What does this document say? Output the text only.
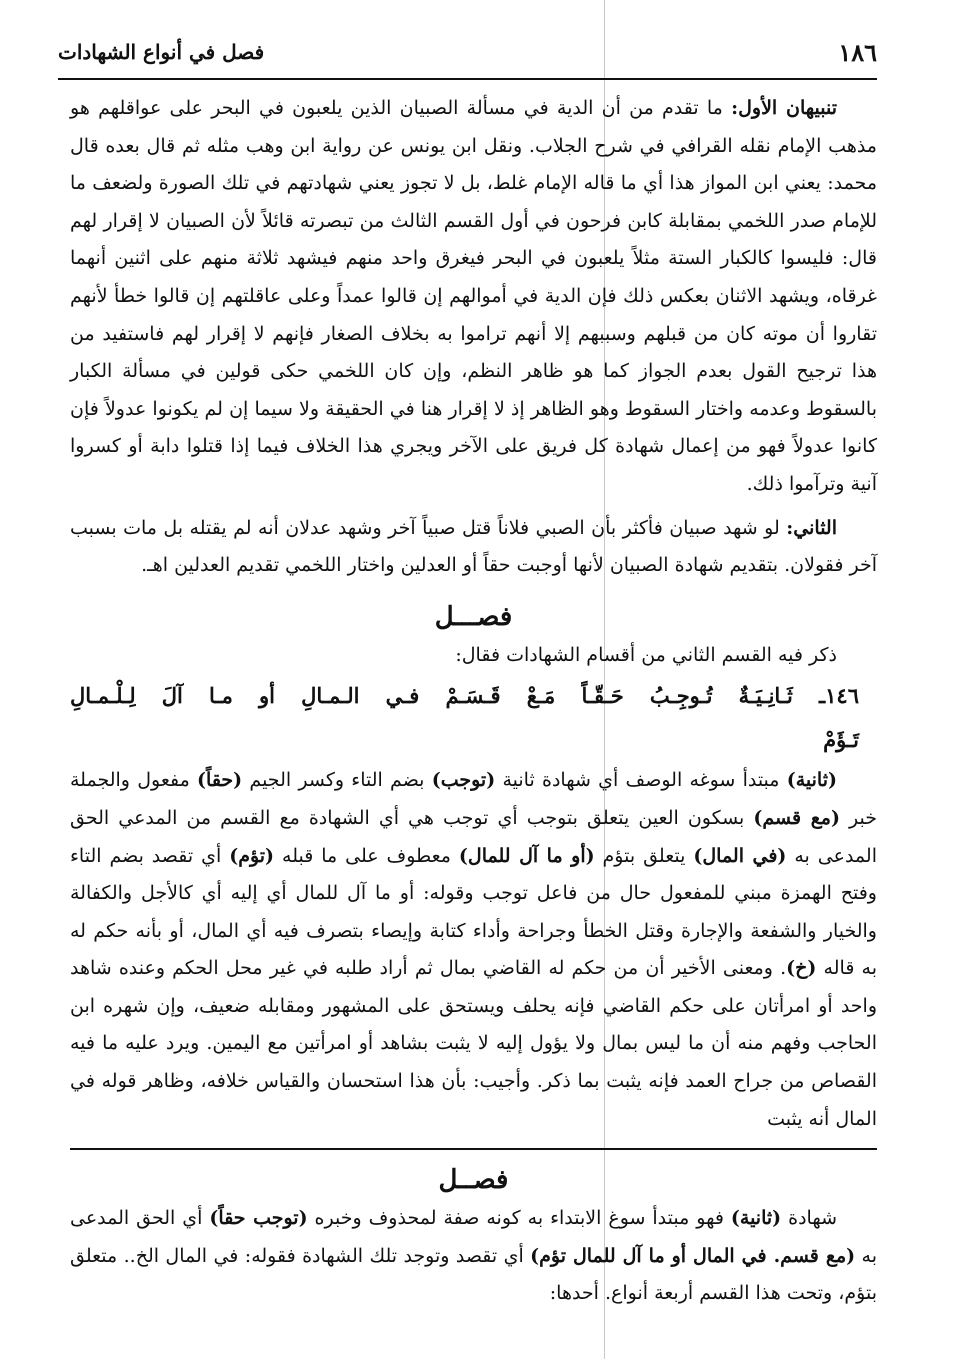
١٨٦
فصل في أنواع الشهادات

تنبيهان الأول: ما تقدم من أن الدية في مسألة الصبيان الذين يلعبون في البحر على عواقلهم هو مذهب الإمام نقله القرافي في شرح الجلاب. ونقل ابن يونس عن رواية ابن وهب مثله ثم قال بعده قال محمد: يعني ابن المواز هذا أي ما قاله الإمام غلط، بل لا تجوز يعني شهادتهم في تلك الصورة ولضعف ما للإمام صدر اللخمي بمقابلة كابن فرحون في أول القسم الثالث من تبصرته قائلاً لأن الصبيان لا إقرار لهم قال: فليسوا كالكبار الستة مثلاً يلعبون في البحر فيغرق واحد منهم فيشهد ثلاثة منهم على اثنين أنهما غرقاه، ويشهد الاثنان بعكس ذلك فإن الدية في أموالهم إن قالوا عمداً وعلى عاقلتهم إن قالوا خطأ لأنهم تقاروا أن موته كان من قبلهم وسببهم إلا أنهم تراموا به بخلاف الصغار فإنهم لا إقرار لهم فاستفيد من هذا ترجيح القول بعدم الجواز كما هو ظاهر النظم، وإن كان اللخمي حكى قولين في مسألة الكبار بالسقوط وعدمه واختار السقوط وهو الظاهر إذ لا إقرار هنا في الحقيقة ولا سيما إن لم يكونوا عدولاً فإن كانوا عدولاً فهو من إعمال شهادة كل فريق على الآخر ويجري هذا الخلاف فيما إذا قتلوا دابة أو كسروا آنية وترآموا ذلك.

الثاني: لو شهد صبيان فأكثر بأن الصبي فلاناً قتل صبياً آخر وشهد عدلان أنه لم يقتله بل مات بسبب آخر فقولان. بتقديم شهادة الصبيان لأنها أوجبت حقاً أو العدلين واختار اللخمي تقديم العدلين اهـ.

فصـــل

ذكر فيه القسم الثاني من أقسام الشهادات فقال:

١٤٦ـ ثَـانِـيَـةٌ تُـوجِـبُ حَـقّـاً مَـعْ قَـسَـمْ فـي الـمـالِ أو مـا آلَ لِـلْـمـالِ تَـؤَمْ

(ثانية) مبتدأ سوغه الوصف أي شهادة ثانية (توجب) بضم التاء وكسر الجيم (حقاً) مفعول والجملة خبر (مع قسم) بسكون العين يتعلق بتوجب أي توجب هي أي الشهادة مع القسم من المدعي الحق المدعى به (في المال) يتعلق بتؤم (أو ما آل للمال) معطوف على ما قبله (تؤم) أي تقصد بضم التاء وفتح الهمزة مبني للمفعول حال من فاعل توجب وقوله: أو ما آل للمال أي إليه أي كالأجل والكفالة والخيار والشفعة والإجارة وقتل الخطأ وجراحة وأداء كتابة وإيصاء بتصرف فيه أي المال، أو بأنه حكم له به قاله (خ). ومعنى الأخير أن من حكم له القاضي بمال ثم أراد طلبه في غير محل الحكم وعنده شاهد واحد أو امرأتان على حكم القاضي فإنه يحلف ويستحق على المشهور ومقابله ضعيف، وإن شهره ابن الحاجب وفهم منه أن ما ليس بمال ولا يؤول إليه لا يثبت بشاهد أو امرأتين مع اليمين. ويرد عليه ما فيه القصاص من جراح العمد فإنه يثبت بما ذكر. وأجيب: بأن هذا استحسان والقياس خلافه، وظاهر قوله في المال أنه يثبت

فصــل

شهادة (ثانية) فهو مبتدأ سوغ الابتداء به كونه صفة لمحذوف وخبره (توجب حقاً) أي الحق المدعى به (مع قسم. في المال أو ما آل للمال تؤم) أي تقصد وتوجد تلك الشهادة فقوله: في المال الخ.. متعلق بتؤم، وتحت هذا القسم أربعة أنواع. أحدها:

Goal — In the entries above, find lines with "الثاني" and copy each.

Complete answer —
الثاني: لو شهد صبيان فأكثر بأن الصبي فلاناً قتل صبياً آخر وشهد عدلان أنه لم يقتله بل مات بسبب آخر فقولان. بتقديم شهادة الصبيان لأنها أوجبت حقاً أو العدلين واختار اللخمي تقديم العدلين اهـ.
ذكر فيه القسم الثاني من أقسام الشهادات فقال:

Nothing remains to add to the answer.